**Description of the task**
Read the listing below and copy out every line that holds "频率范围".

(Dataset items)

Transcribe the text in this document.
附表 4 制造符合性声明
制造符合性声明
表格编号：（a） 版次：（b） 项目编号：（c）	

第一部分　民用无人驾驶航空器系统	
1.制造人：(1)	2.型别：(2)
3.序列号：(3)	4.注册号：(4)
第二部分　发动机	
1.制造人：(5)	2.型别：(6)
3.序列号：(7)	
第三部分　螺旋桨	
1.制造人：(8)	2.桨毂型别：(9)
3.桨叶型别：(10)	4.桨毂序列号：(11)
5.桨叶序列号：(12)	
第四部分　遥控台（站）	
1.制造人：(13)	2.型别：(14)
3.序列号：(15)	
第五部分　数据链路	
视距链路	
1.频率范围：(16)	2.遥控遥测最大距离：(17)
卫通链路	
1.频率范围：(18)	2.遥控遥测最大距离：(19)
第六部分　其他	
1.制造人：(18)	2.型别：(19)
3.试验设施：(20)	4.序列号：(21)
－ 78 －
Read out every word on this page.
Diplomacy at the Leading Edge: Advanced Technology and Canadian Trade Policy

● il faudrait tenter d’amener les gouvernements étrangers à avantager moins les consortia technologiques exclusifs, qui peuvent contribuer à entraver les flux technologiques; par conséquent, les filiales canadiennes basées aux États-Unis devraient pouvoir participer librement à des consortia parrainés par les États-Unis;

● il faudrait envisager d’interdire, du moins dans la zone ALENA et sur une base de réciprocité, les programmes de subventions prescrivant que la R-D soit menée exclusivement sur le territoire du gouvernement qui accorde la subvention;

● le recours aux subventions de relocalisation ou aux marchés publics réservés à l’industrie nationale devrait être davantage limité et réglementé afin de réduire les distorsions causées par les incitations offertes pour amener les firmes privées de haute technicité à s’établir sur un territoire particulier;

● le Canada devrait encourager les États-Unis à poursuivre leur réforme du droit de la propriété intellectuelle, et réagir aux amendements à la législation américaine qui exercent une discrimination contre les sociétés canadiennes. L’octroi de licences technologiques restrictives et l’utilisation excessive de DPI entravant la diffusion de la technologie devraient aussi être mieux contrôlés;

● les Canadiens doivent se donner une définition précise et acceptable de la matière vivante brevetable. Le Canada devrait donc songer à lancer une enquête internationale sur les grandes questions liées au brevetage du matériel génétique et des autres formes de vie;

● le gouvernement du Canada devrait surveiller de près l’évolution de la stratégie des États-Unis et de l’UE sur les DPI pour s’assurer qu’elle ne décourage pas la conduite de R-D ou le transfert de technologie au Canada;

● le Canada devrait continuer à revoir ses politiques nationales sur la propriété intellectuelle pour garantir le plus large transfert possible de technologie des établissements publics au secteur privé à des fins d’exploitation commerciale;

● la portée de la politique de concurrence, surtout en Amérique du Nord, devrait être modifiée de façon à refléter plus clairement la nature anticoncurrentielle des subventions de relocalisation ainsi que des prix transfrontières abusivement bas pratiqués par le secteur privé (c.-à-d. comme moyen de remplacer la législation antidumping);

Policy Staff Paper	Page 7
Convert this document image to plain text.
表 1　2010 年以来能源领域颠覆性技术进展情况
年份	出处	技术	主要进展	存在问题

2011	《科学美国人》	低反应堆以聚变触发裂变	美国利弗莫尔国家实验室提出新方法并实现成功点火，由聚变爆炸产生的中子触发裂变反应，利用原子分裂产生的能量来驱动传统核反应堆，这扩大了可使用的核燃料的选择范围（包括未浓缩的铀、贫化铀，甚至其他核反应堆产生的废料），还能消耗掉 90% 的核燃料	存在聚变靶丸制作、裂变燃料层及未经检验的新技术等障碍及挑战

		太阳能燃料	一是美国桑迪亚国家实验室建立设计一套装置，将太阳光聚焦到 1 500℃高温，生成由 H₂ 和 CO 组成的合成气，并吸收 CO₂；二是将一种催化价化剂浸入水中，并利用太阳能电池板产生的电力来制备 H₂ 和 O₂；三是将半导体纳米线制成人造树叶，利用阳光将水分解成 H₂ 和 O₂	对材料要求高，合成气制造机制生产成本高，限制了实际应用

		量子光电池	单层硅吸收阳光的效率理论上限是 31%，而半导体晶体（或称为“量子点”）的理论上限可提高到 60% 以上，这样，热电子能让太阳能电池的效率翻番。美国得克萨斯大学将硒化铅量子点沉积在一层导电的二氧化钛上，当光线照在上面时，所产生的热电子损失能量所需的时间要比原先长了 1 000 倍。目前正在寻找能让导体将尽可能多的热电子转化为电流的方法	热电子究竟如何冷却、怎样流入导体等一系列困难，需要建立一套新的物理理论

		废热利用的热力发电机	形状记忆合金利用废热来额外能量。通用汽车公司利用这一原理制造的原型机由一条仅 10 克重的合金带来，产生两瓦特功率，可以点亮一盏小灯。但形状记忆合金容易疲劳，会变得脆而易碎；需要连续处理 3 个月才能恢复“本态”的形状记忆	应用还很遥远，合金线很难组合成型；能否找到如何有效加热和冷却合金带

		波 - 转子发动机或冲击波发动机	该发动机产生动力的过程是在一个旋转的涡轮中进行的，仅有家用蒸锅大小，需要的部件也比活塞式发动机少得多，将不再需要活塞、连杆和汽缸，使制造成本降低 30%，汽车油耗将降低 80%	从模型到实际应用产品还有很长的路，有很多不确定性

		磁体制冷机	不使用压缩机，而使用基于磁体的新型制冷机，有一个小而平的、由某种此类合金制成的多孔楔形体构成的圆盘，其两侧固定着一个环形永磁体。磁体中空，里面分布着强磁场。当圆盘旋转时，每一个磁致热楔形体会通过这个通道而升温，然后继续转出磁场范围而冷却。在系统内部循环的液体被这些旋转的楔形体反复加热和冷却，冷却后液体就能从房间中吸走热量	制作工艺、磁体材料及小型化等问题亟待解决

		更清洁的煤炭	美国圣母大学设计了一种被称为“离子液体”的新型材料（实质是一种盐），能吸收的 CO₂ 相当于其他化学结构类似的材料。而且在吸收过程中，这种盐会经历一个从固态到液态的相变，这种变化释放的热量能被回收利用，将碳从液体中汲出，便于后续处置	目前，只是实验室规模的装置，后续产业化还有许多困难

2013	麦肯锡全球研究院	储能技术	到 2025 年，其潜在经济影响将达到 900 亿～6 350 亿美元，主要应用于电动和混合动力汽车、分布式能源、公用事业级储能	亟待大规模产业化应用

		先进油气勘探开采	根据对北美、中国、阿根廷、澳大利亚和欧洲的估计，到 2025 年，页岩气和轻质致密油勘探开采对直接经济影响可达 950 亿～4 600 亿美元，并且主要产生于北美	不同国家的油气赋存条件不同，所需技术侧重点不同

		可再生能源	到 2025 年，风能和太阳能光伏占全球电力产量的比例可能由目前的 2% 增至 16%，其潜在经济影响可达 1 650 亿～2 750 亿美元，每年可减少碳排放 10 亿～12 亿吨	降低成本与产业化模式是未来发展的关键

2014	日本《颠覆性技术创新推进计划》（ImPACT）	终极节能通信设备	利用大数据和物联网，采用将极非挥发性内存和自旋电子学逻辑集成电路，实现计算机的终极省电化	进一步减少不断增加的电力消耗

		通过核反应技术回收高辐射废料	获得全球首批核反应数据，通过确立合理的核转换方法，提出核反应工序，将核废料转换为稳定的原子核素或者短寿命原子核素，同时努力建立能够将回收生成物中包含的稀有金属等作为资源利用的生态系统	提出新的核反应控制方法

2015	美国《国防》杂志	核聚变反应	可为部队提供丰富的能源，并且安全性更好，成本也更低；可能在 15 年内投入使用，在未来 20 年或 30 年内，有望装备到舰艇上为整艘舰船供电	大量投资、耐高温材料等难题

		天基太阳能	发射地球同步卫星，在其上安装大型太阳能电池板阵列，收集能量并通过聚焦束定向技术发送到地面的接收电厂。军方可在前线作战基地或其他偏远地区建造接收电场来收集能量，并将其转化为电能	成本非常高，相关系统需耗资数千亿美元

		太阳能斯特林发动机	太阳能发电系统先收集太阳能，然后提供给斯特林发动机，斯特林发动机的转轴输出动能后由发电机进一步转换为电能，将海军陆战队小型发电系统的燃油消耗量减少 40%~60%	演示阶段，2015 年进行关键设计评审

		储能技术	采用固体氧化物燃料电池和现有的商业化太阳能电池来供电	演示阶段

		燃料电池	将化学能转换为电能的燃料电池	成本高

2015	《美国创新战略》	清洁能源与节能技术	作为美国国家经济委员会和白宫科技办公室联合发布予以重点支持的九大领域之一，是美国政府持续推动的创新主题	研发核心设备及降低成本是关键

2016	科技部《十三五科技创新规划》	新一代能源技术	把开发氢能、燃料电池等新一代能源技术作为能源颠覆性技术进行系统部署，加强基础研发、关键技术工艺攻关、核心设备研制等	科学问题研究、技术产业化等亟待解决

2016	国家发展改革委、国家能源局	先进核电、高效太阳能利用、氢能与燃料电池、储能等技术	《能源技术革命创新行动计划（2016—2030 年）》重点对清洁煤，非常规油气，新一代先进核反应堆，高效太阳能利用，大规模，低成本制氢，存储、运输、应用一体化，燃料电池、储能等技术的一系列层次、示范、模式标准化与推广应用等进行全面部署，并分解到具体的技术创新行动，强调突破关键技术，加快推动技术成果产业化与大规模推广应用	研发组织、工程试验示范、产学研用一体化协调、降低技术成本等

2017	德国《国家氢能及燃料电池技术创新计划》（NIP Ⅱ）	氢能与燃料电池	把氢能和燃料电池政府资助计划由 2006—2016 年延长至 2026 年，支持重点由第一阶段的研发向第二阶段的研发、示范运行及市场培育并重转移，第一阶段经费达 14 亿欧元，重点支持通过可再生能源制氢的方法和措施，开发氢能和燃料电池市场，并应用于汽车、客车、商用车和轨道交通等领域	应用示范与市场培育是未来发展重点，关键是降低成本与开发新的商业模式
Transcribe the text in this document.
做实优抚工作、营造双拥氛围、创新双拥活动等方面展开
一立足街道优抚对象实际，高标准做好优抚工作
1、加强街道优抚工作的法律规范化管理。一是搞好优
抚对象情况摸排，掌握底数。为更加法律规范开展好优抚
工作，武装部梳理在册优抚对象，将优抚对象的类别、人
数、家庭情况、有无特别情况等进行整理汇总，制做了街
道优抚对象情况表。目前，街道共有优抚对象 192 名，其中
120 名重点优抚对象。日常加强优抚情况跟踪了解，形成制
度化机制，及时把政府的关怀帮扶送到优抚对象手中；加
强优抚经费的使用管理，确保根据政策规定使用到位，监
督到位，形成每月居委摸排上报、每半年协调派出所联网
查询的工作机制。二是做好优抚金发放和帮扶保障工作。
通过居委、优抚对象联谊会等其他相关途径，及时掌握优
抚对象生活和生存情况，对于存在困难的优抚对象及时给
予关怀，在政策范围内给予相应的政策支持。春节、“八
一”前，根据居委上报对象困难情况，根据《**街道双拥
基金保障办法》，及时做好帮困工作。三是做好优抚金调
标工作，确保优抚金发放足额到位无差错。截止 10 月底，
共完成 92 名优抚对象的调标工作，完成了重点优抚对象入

**The solution**
1.频率范围：(16)	2.遥控遥测最大距离：(17)
1.频率范围：(18)	2.遥控遥测最大距离：(19)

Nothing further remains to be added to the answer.